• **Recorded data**
****

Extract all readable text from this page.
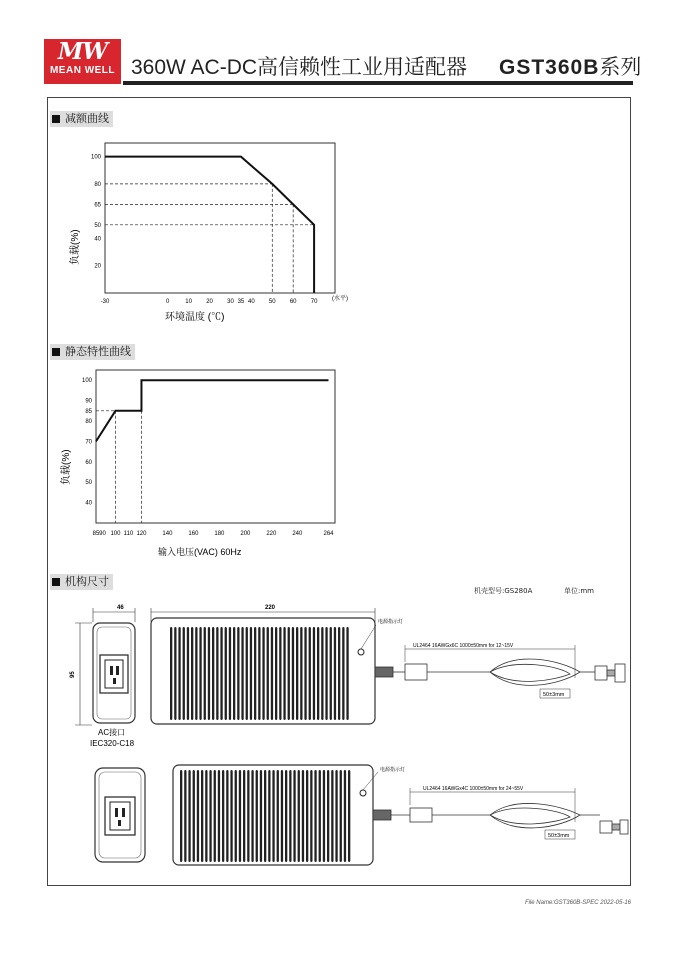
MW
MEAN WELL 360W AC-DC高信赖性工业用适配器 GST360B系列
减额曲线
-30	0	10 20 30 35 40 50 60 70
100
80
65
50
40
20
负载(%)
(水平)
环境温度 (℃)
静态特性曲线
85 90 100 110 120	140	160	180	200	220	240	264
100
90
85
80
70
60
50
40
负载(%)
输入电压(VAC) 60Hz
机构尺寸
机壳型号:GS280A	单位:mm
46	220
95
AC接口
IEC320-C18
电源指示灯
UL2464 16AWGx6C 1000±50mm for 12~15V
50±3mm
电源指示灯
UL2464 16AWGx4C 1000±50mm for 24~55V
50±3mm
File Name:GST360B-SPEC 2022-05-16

****

• **SET EXERCISE**
Go back to the records above and write them out exactly, without the pictures.

• **THE SOLUTION**
Extract all readable text from this page.
MW
MEAN WELL 360W AC-DC高信赖性工业用适配器 GST360B系列
减额曲线
-30	0	10 20 30 35 40 50 60 70
100
80
65
50
40
20
负载(%)
(水平)
环境温度 (℃)
静态特性曲线
85 90 100 110 120	140	160	180	200	220	240	264
100
90
85
80
70
60
50
40
负载(%)
输入电压(VAC) 60Hz
机构尺寸
机壳型号:GS280A	单位:mm
46	220
95
AC接口
IEC320-C18
电源指示灯
UL2464 16AWGx6C 1000±50mm for 12~15V
50±3mm
电源指示灯
UL2464 16AWGx4C 1000±50mm for 24~55V
50±3mm
File Name:GST360B-SPEC 2022-05-16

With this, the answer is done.